PROBLEM REQUIREMENTS ::
Copy out each line exactly as it appears.

--- START INFORMATION SUPPLIED ---

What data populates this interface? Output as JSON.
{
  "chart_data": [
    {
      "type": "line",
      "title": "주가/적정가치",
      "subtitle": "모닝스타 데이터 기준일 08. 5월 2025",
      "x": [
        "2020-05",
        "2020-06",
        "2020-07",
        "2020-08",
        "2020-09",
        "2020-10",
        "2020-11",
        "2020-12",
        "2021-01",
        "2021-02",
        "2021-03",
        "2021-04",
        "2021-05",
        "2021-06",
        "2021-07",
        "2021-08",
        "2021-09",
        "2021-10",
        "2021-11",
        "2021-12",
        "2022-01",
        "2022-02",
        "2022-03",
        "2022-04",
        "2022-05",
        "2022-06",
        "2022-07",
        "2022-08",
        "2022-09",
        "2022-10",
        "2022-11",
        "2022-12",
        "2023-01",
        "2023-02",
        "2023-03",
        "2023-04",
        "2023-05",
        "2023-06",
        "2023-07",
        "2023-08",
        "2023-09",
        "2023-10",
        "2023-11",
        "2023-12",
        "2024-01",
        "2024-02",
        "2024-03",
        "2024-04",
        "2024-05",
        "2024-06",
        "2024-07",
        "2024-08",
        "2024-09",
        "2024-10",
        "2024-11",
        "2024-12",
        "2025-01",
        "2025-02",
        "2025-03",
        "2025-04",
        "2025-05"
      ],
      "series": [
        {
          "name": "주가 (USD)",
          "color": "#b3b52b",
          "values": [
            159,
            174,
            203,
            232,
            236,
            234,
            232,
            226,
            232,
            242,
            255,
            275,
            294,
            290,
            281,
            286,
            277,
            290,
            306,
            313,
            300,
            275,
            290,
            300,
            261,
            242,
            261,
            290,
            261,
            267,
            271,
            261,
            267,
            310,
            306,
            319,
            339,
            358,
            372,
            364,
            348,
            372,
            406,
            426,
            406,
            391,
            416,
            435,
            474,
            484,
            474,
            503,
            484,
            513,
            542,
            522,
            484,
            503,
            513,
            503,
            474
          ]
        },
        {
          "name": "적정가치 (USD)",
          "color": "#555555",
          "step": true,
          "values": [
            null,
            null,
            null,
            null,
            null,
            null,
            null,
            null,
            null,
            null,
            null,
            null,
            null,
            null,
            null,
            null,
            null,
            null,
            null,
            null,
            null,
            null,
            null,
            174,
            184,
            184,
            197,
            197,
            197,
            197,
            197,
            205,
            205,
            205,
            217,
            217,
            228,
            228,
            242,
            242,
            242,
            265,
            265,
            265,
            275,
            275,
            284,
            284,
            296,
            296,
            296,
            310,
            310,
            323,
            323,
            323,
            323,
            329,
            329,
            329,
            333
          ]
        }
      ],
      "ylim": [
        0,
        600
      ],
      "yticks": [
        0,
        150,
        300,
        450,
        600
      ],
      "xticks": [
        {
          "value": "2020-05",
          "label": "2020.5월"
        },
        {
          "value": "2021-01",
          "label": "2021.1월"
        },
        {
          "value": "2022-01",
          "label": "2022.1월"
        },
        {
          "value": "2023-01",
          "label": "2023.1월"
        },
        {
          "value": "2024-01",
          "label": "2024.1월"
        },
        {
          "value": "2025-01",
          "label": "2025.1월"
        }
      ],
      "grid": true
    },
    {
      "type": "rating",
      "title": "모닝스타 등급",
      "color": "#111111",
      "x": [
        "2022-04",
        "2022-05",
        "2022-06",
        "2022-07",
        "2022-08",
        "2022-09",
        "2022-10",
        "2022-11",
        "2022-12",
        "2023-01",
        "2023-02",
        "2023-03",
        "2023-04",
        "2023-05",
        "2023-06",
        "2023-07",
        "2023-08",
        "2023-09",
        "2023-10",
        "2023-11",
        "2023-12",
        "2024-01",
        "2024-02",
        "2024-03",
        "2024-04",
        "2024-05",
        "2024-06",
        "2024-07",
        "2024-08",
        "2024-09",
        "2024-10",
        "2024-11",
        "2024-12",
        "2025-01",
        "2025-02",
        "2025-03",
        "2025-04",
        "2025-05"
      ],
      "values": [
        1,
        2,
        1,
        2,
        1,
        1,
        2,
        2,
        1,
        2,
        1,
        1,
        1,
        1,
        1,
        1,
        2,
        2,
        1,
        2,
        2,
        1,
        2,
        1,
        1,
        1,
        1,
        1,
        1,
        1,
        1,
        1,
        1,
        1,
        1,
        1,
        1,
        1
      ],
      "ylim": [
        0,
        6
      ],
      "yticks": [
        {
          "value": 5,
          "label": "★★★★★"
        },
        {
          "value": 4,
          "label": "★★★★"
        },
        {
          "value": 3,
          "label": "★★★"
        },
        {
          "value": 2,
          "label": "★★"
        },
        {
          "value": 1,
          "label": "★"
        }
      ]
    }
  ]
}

--- END INFORMATION SUPPLIED ---

FULL SOLUTION ::
What data populates this interface? Output as JSON.
{
  "chart_data": [
    {
      "type": "line",
      "title": "주가/적정가치",
      "subtitle": "모닝스타 데이터 기준일 08. 5월 2025",
      "x": [
        "2020-05",
        "2020-06",
        "2020-07",
        "2020-08",
        "2020-09",
        "2020-10",
        "2020-11",
        "2020-12",
        "2021-01",
        "2021-02",
        "2021-03",
        "2021-04",
        "2021-05",
        "2021-06",
        "2021-07",
        "2021-08",
        "2021-09",
        "2021-10",
        "2021-11",
        "2021-12",
        "2022-01",
        "2022-02",
        "2022-03",
        "2022-04",
        "2022-05",
        "2022-06",
        "2022-07",
        "2022-08",
        "2022-09",
        "2022-10",
        "2022-11",
        "2022-12",
        "2023-01",
        "2023-02",
        "2023-03",
        "2023-04",
        "2023-05",
        "2023-06",
        "2023-07",
        "2023-08",
        "2023-09",
        "2023-10",
        "2023-11",
        "2023-12",
        "2024-01",
        "2024-02",
        "2024-03",
        "2024-04",
        "2024-05",
        "2024-06",
        "2024-07",
        "2024-08",
        "2024-09",
        "2024-10",
        "2024-11",
        "2024-12",
        "2025-01",
        "2025-02",
        "2025-03",
        "2025-04",
        "2025-05"
      ],
      "series": [
        {
          "name": "주가 (USD)",
          "color": "#b3b52b",
          "values": [
            159,
            174,
            203,
            232,
            236,
            234,
            232,
            226,
            232,
            242,
            255,
            275,
            294,
            290,
            281,
            286,
            277,
            290,
            306,
            313,
            300,
            275,
            290,
            300,
            261,
            242,
            261,
            290,
            261,
            267,
            271,
            261,
            267,
            310,
            306,
            319,
            339,
            358,
            372,
            364,
            348,
            372,
            406,
            426,
            406,
            391,
            416,
            435,
            474,
            484,
            474,
            503,
            484,
            513,
            542,
            522,
            484,
            503,
            513,
            503,
            474
          ]
        },
        {
          "name": "적정가치 (USD)",
          "color": "#555555",
          "step": true,
          "values": [
            null,
            null,
            null,
            null,
            null,
            null,
            null,
            null,
            null,
            null,
            null,
            null,
            null,
            null,
            null,
            null,
            null,
            null,
            null,
            null,
            null,
            null,
            null,
            174,
            184,
            184,
            197,
            197,
            197,
            197,
            197,
            205,
            205,
            205,
            217,
            217,
            228,
            228,
            242,
            242,
            242,
            265,
            265,
            265,
            275,
            275,
            284,
            284,
            296,
            296,
            296,
            310,
            310,
            323,
            323,
            323,
            323,
            329,
            329,
            329,
            333
          ]
        }
      ],
      "ylim": [
        0,
        600
      ],
      "yticks": [
        0,
        150,
        300,
        450,
        600
      ],
      "xticks": [
        {
          "value": "2020-05",
          "label": "2020.5월"
        },
        {
          "value": "2021-01",
          "label": "2021.1월"
        },
        {
          "value": "2022-01",
          "label": "2022.1월"
        },
        {
          "value": "2023-01",
          "label": "2023.1월"
        },
        {
          "value": "2024-01",
          "label": "2024.1월"
        },
        {
          "value": "2025-01",
          "label": "2025.1월"
        }
      ],
      "grid": true
    },
    {
      "type": "rating",
      "title": "모닝스타 등급",
      "color": "#111111",
      "x": [
        "2022-04",
        "2022-05",
        "2022-06",
        "2022-07",
        "2022-08",
        "2022-09",
        "2022-10",
        "2022-11",
        "2022-12",
        "2023-01",
        "2023-02",
        "2023-03",
        "2023-04",
        "2023-05",
        "2023-06",
        "2023-07",
        "2023-08",
        "2023-09",
        "2023-10",
        "2023-11",
        "2023-12",
        "2024-01",
        "2024-02",
        "2024-03",
        "2024-04",
        "2024-05",
        "2024-06",
        "2024-07",
        "2024-08",
        "2024-09",
        "2024-10",
        "2024-11",
        "2024-12",
        "2025-01",
        "2025-02",
        "2025-03",
        "2025-04",
        "2025-05"
      ],
      "values": [
        1,
        2,
        1,
        2,
        1,
        1,
        2,
        2,
        1,
        2,
        1,
        1,
        1,
        1,
        1,
        1,
        2,
        2,
        1,
        2,
        2,
        1,
        2,
        1,
        1,
        1,
        1,
        1,
        1,
        1,
        1,
        1,
        1,
        1,
        1,
        1,
        1,
        1
      ],
      "ylim": [
        0,
        6
      ],
      "yticks": [
        {
          "value": 5,
          "label": "★★★★★"
        },
        {
          "value": 4,
          "label": "★★★★"
        },
        {
          "value": 3,
          "label": "★★★"
        },
        {
          "value": 2,
          "label": "★★"
        },
        {
          "value": 1,
          "label": "★"
        }
      ]
    }
  ]
}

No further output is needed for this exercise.